◆ What the exercise asks ◆
Below is a set of records; print all of them exactly as written.

========

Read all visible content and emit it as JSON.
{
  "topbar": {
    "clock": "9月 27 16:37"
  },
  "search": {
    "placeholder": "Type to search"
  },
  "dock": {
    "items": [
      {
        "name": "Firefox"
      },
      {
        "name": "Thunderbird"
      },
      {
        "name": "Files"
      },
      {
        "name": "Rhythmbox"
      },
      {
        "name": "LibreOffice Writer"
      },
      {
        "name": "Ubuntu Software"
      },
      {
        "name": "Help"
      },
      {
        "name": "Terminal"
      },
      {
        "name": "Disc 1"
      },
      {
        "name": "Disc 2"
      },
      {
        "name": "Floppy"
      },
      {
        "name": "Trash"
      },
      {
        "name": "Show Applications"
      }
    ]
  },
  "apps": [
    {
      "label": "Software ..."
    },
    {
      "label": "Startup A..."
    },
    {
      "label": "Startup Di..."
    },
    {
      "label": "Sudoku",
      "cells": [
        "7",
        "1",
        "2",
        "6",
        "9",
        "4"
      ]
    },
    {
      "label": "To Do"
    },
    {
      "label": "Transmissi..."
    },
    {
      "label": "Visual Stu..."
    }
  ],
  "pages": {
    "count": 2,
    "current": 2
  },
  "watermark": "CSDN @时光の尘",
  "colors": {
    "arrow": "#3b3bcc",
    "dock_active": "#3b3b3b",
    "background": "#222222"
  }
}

========

◆ Finished task ◆
Read all visible content and emit it as JSON.
{
  "topbar": {
    "clock": "9月 27 16:37"
  },
  "search": {
    "placeholder": "Type to search"
  },
  "dock": {
    "items": [
      {
        "name": "Firefox"
      },
      {
        "name": "Thunderbird"
      },
      {
        "name": "Files"
      },
      {
        "name": "Rhythmbox"
      },
      {
        "name": "LibreOffice Writer"
      },
      {
        "name": "Ubuntu Software"
      },
      {
        "name": "Help"
      },
      {
        "name": "Terminal"
      },
      {
        "name": "Disc 1"
      },
      {
        "name": "Disc 2"
      },
      {
        "name": "Floppy"
      },
      {
        "name": "Trash"
      },
      {
        "name": "Show Applications"
      }
    ]
  },
  "apps": [
    {
      "label": "Software ..."
    },
    {
      "label": "Startup A..."
    },
    {
      "label": "Startup Di..."
    },
    {
      "label": "Sudoku",
      "cells": [
        "7",
        "1",
        "2",
        "6",
        "9",
        "4"
      ]
    },
    {
      "label": "To Do"
    },
    {
      "label": "Transmissi..."
    },
    {
      "label": "Visual Stu..."
    }
  ],
  "pages": {
    "count": 2,
    "current": 2
  },
  "watermark": "CSDN @时光の尘",
  "colors": {
    "arrow": "#3b3bcc",
    "dock_active": "#3b3b3b",
    "background": "#222222"
  }
}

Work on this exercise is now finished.